• Task to complete: Each entry that follows must be output without any deviation.

• Records to use:
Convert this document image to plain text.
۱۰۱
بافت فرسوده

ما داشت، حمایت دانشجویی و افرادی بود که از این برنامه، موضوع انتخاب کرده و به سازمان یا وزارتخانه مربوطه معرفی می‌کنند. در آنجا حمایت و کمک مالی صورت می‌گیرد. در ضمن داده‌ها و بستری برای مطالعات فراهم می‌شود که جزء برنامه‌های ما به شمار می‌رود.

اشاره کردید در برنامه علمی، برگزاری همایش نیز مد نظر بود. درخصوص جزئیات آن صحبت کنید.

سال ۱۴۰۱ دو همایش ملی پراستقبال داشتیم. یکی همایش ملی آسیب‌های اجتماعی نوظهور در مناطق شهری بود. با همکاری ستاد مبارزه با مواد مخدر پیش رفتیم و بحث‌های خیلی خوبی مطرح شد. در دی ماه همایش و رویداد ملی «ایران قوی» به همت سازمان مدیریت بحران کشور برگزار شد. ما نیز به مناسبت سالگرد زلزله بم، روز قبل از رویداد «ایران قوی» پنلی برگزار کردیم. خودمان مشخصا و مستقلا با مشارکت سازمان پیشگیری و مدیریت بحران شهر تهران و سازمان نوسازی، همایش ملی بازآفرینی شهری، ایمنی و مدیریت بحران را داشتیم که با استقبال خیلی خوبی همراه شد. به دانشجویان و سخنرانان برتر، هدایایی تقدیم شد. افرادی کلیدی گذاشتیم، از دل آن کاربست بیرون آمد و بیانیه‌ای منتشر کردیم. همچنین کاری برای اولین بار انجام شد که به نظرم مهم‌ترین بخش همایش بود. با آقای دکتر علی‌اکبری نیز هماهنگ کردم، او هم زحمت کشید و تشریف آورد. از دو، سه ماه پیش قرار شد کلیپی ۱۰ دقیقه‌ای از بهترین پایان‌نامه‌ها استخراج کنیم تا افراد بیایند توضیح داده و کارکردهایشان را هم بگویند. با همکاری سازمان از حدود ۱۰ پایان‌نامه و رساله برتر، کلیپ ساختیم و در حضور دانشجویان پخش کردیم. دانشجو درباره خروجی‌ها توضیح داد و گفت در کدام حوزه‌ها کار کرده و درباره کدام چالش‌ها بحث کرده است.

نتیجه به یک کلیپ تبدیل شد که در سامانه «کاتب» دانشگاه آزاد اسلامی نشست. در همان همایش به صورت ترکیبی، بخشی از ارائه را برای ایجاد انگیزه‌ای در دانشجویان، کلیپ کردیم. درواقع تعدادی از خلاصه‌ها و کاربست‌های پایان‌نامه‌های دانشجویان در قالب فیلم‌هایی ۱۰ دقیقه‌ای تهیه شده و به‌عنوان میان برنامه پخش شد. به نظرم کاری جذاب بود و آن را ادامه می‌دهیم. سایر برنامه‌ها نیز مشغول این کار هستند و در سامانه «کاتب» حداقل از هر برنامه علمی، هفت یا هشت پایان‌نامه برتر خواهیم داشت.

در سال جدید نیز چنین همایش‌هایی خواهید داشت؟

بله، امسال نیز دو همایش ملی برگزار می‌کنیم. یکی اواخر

• Full output:
Convert this document image to plain text.
۱۰۱
بافت فرسوده

ما داشت، حمایت دانشجویی و افرادی بود که از این برنامه، موضوع انتخاب کرده و به سازمان یا وزارتخانه مربوطه معرفی می‌کنند. در آنجا حمایت و کمک مالی صورت می‌گیرد. در ضمن داده‌ها و بستری برای مطالعات فراهم می‌شود که جزء برنامه‌های ما به شمار می‌رود.

اشاره کردید در برنامه علمی، برگزاری همایش نیز مد نظر بود. درخصوص جزئیات آن صحبت کنید.

سال ۱۴۰۱ دو همایش ملی پراستقبال داشتیم. یکی همایش ملی آسیب‌های اجتماعی نوظهور در مناطق شهری بود. با همکاری ستاد مبارزه با مواد مخدر پیش رفتیم و بحث‌های خیلی خوبی مطرح شد. در دی ماه همایش و رویداد ملی «ایران قوی» به همت سازمان مدیریت بحران کشور برگزار شد. ما نیز به مناسبت سالگرد زلزله بم، روز قبل از رویداد «ایران قوی» پنلی برگزار کردیم. خودمان مشخصا و مستقلا با مشارکت سازمان پیشگیری و مدیریت بحران شهر تهران و سازمان نوسازی، همایش ملی بازآفرینی شهری، ایمنی و مدیریت بحران را داشتیم که با استقبال خیلی خوبی همراه شد. به دانشجویان و سخنرانان برتر، هدایایی تقدیم شد. افرادی کلیدی گذاشتیم، از دل آن کاربست بیرون آمد و بیانیه‌ای منتشر کردیم. همچنین کاری برای اولین بار انجام شد که به نظرم مهم‌ترین بخش همایش بود. با آقای دکتر علی‌اکبری نیز هماهنگ کردم، او هم زحمت کشید و تشریف آورد. از دو، سه ماه پیش قرار شد کلیپی ۱۰ دقیقه‌ای از بهترین پایان‌نامه‌ها استخراج کنیم تا افراد بیایند توضیح داده و کارکردهایشان را هم بگویند. با همکاری سازمان از حدود ۱۰ پایان‌نامه و رساله برتر، کلیپ ساختیم و در حضور دانشجویان پخش کردیم. دانشجو درباره خروجی‌ها توضیح داد و گفت در کدام حوزه‌ها کار کرده و درباره کدام چالش‌ها بحث کرده است.

نتیجه به یک کلیپ تبدیل شد که در سامانه «کاتب» دانشگاه آزاد اسلامی نشست. در همان همایش به صورت ترکیبی، بخشی از ارائه را برای ایجاد انگیزه‌ای در دانشجویان، کلیپ کردیم. درواقع تعدادی از خلاصه‌ها و کاربست‌های پایان‌نامه‌های دانشجویان در قالب فیلم‌هایی ۱۰ دقیقه‌ای تهیه شده و به‌عنوان میان برنامه پخش شد. به نظرم کاری جذاب بود و آن را ادامه می‌دهیم. سایر برنامه‌ها نیز مشغول این کار هستند و در سامانه «کاتب» حداقل از هر برنامه علمی، هفت یا هشت پایان‌نامه برتر خواهیم داشت.

در سال جدید نیز چنین همایش‌هایی خواهید داشت؟

بله، امسال نیز دو همایش ملی برگزار می‌کنیم. یکی اواخر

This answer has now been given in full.